TASK PROMPT
Provide only the number of lines in the data below that contain the word "Seaspray".

•••••

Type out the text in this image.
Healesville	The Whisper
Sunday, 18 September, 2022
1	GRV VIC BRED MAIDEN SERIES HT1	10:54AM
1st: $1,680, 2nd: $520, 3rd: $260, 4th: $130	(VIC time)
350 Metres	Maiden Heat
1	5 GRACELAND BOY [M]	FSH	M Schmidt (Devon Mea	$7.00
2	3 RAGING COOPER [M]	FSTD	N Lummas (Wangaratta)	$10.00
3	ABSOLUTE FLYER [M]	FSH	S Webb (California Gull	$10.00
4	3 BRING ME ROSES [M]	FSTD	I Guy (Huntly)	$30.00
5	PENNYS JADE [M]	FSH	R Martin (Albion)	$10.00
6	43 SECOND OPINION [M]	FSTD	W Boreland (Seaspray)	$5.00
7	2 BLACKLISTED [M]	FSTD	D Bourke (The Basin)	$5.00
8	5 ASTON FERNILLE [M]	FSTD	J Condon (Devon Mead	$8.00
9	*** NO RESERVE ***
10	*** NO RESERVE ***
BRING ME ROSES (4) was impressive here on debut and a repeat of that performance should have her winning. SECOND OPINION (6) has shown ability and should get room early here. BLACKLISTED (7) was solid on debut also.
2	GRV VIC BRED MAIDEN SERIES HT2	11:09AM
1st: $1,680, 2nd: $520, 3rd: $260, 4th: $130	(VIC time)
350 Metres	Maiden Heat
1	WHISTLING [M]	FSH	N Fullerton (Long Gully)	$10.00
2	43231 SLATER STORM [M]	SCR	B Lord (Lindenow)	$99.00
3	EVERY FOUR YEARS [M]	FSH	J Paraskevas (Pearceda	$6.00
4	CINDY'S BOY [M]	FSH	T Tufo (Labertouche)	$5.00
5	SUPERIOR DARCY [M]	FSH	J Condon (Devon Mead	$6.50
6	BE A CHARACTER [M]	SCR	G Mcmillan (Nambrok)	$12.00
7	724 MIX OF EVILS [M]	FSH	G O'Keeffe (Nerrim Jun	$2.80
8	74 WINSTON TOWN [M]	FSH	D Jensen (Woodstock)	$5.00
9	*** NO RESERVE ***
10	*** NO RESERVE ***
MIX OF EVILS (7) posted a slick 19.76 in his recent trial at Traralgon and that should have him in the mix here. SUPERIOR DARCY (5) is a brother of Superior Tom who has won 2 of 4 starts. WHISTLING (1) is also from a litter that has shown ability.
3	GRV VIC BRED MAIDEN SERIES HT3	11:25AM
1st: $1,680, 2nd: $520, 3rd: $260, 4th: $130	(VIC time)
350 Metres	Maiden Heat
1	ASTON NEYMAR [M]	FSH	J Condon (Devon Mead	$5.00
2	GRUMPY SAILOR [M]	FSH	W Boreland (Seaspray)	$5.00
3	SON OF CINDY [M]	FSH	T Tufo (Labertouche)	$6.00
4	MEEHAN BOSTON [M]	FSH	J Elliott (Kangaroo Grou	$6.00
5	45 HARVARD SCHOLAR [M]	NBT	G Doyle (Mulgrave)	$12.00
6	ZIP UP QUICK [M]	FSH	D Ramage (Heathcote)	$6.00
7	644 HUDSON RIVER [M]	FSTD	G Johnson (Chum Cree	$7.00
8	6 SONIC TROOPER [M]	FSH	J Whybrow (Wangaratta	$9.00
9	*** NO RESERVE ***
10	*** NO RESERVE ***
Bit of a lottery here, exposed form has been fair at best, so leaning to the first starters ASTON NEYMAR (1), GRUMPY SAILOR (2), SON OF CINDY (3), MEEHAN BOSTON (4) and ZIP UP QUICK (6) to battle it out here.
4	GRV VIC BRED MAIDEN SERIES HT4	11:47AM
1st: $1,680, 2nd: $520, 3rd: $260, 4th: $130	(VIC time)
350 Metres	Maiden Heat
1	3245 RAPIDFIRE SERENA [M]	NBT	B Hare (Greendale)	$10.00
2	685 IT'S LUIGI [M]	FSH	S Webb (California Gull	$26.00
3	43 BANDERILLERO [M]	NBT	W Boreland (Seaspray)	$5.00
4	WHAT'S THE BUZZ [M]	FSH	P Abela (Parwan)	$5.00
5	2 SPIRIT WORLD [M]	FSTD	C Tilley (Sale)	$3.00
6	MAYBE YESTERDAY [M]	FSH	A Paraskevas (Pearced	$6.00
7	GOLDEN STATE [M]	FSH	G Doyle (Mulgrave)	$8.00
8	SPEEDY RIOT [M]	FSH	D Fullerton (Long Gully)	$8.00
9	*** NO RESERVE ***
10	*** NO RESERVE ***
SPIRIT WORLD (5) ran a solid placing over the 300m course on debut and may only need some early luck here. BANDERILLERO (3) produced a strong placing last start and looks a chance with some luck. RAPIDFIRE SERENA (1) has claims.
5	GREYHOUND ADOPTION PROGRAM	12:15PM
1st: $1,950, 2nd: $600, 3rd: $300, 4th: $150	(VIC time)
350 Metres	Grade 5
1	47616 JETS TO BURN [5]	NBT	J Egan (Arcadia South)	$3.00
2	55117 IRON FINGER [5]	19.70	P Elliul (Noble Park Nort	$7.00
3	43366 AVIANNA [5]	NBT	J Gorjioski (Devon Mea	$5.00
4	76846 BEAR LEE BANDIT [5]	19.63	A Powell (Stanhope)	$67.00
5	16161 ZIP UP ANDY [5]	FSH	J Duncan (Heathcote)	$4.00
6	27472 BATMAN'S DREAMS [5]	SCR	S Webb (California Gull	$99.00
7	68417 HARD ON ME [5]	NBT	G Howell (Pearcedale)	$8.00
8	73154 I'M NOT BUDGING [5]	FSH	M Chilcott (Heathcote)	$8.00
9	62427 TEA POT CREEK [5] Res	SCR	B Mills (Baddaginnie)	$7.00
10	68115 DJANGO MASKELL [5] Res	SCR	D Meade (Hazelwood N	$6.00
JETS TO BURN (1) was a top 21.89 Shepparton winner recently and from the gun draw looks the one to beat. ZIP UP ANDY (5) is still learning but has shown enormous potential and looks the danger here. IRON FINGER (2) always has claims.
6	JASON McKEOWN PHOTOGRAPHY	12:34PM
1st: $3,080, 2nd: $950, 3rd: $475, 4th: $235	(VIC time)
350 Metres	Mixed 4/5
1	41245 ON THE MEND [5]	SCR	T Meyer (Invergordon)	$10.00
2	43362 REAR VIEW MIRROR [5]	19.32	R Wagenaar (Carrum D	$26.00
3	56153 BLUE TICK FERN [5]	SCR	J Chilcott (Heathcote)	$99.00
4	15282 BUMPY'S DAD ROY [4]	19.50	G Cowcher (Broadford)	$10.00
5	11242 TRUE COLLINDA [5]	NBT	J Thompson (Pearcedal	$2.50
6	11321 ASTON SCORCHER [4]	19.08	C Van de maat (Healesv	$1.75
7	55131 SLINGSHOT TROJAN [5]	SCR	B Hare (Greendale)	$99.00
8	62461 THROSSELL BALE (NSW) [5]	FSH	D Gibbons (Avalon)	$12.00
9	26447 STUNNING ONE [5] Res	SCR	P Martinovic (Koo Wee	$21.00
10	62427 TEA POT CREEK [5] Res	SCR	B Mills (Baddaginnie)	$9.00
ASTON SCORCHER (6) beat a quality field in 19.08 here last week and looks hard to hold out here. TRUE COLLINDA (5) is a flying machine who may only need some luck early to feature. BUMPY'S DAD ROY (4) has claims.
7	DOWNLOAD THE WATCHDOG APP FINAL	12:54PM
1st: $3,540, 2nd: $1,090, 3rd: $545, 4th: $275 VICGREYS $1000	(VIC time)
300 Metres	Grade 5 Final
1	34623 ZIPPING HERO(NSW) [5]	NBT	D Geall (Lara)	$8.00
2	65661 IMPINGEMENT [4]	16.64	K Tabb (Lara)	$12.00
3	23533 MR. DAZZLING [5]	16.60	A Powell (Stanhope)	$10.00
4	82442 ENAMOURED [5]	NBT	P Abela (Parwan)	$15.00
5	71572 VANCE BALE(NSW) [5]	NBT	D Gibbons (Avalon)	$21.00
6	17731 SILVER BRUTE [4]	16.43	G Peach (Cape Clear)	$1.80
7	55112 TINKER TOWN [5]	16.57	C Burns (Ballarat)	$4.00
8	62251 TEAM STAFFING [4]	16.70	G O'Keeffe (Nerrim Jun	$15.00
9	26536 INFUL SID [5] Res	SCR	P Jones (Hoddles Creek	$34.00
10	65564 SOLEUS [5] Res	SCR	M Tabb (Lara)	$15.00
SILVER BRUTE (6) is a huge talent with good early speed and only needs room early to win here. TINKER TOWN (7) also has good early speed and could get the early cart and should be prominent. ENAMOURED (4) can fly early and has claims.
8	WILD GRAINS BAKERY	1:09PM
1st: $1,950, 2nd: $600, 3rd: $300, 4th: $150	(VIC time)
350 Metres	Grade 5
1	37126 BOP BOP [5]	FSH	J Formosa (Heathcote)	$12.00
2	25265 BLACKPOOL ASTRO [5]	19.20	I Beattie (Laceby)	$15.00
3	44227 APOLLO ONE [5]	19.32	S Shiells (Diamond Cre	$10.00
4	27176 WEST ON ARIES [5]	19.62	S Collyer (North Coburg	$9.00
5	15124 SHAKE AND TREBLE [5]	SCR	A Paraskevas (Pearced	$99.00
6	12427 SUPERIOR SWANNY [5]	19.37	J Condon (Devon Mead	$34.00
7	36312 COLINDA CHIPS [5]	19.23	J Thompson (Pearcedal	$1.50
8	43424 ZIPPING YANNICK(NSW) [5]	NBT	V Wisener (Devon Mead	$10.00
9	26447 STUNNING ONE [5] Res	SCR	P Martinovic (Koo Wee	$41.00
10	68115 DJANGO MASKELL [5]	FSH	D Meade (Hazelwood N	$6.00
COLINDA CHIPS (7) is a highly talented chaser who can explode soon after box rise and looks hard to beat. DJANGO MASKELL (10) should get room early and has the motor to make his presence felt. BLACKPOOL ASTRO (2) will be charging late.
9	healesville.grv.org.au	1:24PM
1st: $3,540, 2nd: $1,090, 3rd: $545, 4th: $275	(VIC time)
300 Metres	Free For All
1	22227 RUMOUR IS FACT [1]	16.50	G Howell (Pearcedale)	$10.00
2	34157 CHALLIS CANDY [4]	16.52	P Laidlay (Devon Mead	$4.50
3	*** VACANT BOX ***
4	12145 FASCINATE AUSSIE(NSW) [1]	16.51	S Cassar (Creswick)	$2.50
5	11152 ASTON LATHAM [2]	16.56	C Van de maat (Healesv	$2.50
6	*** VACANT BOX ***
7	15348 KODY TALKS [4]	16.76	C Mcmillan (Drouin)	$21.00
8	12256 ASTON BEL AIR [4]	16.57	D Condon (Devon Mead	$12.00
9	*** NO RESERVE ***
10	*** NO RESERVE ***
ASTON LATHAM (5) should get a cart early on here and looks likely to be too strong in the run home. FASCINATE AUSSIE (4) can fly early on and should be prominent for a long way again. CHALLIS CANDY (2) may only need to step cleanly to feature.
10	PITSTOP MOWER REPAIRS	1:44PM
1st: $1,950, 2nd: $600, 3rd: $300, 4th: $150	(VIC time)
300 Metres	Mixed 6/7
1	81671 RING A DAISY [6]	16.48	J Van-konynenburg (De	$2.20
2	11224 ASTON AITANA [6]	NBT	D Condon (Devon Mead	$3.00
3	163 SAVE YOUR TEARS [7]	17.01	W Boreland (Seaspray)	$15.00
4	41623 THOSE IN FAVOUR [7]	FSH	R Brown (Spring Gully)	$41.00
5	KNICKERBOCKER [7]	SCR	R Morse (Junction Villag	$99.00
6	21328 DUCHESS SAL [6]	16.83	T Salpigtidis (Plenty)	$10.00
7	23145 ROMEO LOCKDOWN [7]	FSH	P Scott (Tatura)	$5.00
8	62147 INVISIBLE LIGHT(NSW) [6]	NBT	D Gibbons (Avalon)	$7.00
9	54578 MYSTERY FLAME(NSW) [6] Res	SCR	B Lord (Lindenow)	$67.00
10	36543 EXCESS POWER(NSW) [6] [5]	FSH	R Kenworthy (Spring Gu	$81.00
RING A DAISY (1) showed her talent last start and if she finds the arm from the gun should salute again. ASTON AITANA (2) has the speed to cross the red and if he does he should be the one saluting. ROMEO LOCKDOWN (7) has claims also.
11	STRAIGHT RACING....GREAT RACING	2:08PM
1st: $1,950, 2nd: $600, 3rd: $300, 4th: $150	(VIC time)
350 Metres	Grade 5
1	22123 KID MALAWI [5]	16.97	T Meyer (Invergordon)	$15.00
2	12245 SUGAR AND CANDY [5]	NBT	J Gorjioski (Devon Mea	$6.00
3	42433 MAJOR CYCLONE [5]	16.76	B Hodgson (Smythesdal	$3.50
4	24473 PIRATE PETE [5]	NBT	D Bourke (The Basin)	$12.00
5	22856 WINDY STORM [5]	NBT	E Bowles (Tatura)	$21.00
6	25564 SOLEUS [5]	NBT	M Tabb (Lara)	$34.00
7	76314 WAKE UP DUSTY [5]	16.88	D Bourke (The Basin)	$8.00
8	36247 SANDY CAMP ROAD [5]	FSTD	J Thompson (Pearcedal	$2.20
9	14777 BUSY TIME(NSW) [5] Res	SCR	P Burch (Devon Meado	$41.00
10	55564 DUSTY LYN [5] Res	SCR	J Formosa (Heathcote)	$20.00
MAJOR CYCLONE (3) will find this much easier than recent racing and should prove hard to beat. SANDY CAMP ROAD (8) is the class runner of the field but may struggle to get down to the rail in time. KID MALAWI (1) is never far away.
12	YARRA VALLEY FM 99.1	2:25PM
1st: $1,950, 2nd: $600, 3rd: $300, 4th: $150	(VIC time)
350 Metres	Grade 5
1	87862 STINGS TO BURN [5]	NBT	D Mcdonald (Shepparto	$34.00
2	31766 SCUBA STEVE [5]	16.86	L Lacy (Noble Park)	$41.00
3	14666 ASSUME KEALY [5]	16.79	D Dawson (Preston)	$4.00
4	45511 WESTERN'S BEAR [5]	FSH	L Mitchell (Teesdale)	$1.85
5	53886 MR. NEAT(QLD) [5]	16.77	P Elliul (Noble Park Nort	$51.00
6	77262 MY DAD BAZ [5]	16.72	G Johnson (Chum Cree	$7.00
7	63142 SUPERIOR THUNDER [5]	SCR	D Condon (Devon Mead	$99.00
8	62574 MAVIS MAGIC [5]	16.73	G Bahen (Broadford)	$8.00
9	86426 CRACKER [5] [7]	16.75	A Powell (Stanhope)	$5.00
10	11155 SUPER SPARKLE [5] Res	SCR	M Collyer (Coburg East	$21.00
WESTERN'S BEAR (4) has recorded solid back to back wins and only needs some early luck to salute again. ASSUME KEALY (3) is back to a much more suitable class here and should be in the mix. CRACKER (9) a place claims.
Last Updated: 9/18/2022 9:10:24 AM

•••••

EXERCISE SOLUTION
4